Saved entries
>>>>

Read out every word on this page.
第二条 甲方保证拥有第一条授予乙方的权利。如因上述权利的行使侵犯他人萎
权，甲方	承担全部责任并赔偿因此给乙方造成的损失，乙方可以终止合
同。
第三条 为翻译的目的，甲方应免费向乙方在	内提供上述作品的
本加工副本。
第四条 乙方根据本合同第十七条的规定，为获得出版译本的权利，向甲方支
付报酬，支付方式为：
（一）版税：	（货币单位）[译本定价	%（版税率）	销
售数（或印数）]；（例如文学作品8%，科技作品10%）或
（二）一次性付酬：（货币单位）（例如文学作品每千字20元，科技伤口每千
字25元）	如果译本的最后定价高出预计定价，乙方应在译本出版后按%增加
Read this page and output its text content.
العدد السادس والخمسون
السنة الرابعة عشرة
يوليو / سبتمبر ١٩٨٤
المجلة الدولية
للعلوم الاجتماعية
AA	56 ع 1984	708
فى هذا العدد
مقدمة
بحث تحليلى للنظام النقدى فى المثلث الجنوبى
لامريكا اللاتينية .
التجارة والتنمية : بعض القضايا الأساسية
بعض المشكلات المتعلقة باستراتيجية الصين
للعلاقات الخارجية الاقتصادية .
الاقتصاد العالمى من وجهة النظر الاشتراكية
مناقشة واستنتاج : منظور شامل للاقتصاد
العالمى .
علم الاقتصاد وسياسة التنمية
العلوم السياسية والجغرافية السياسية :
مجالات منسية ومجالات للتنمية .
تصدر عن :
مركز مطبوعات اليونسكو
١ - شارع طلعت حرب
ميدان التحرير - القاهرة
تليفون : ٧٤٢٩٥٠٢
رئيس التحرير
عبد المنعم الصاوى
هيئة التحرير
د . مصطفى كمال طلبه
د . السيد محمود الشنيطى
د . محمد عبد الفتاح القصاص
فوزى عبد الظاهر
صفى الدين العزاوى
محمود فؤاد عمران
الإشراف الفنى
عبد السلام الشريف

<<<<

Work out how many lines in the records above hold the string "التحرير", then give only that count.

**Solution to this exercise**
3